> _Отрывок_
================

Забавны и трогательны блоковские экспромты этого времени, особенно «Сцена из исторической картины “Всемирная литература”». Все персонажи здесь изъясняются пятистопным ямбом. Блок как руководитель немецкой редакции уговаривает Чуковского написать предисловие к «Английским фрагментам» Гейне, а тот рассказывает о своей огромной занятости: «Я читаю в Пролеткульте, /И в Студии, и Петрокомпромиссе, / и в Оцупе, и в Реввоенсовете!» Смешно. Фамилия поэта и критика Н. А. Оцупа (кстати, именно он в 1933 году первым применит сочетание «серебряный век» к русской поэзии начала XX столетия) обыграна Блоком как возможная аббревиатура, каких в это время развелось множество. А Петронаркомпрос с грустной иронией переиначен в «Петрокомпромисс».

Смешно, но не весело. Нормальное филологическое балагурство, но отнюдь не шутка гения. Потому что гению противопоказано работать не по основной специальности. Ему невыносимо скучно высиживать заседания, где обсуждаются, в общем, серьезные вопросы культуры, где он всегда имеет свое компетентное мнение, но все это для него – не главное.

А главного нет. Оно ушло и упорно не возвращается.

Третьего мая Блок задает сам себе вопрос: «Кто погубил революцию (дух музыки)?»

================

> _Предоставленные материалы_
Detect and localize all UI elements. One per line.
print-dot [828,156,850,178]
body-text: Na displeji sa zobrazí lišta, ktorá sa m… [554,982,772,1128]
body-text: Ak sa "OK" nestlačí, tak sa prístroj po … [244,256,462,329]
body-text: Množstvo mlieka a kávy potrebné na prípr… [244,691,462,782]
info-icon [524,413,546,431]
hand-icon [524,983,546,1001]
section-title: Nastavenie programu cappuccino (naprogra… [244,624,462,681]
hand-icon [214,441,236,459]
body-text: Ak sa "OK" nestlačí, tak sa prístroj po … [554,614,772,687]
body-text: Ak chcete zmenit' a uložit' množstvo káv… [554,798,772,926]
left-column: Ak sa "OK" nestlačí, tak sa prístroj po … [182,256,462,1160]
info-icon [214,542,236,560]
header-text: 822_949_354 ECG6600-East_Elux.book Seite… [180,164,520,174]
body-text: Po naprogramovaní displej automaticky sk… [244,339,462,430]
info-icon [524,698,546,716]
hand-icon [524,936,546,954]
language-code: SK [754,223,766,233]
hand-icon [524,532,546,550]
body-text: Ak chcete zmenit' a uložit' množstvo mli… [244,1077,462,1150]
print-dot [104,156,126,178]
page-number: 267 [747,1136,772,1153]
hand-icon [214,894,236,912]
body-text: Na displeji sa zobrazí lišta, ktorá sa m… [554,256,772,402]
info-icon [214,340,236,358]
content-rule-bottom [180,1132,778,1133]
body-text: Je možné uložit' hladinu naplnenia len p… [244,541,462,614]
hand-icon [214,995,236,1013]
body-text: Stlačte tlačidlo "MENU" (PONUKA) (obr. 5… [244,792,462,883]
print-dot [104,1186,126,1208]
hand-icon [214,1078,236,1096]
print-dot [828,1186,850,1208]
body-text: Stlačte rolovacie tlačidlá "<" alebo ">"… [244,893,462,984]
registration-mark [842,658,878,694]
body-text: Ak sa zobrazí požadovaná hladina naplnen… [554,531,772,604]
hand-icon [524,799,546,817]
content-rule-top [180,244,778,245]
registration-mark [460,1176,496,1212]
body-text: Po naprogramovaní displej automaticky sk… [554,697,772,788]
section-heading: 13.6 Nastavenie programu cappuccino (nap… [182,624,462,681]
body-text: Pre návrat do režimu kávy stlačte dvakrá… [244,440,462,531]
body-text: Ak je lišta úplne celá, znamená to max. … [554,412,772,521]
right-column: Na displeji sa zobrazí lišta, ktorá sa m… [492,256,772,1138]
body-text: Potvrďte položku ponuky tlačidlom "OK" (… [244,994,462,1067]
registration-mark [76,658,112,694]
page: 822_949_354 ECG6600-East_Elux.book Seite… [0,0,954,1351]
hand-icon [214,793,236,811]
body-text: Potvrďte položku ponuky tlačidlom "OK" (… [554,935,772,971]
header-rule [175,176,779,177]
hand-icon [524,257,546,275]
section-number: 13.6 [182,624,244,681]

================

> _Что требуется_
1: Воспроизведите из отрывка о Блоке фрагмент от слов «Смешно, но не» до слов «упорно не возвращается.» включительно.
2: Кто, согласно отрывку о Блоке, в 1933 году первым применил сочетание «серебряный век» к русской поэзии начала XX столетия?
Материалы даны отдельно от отрывка.

> _Ожидаемые ответы_
1:
Смешно, но не весело. Нормальное филологическое балагурство, но отнюдь не шутка гения. Потому что гению противопоказано работать не по основной специальности. Ему невыносимо скучно высиживать заседания, где обсуждаются, в общем, серьезные вопросы культуры, где он всегда имеет свое компетентное мнение, но все это для него – не главное.

А главного нет. Оно ушло и упорно не возвращается.

2: Поэт и критик Н. А. Оцуп.